PROBLEM REQUIREMENTS =>
Extract all lines in the data that contain the word "JSON".

-- AVAILABLE DATA start --

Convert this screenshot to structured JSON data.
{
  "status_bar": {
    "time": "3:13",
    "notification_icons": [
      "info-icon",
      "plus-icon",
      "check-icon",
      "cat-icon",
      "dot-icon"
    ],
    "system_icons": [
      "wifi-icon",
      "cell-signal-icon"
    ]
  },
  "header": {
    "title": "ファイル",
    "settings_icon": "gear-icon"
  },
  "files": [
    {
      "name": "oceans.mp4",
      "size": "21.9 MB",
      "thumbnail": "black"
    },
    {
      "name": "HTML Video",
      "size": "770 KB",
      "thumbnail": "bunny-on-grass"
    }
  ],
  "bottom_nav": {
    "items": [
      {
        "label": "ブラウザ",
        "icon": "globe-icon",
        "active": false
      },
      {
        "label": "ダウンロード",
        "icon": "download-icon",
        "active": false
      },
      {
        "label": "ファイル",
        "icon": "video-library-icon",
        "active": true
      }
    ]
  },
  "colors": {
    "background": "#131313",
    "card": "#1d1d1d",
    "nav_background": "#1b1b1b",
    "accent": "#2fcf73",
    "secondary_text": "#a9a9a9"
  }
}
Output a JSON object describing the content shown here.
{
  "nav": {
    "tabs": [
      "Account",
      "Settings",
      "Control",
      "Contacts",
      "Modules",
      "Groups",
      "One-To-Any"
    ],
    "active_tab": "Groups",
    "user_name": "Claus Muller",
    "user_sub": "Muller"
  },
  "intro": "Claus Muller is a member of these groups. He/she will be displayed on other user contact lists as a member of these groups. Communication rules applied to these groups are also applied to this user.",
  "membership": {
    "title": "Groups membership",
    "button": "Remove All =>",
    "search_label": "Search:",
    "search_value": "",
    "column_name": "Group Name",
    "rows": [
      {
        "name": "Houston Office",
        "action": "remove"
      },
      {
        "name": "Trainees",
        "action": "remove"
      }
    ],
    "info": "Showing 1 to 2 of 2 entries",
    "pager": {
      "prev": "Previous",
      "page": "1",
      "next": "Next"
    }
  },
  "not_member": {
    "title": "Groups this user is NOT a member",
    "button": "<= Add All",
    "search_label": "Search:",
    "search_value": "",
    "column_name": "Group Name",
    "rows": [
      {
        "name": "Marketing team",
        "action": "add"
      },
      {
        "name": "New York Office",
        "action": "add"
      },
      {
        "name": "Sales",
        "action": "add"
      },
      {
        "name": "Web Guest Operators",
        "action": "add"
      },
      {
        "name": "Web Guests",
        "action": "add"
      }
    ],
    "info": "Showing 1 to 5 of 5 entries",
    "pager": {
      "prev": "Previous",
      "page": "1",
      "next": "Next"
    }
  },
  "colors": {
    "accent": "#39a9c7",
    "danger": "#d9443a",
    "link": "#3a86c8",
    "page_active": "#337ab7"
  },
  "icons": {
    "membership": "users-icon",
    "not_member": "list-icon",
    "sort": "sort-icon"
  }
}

-- AVAILABLE DATA end --

TASK OUTPUT =>
Convert this screenshot to structured JSON data.
Output a JSON object describing the content shown here.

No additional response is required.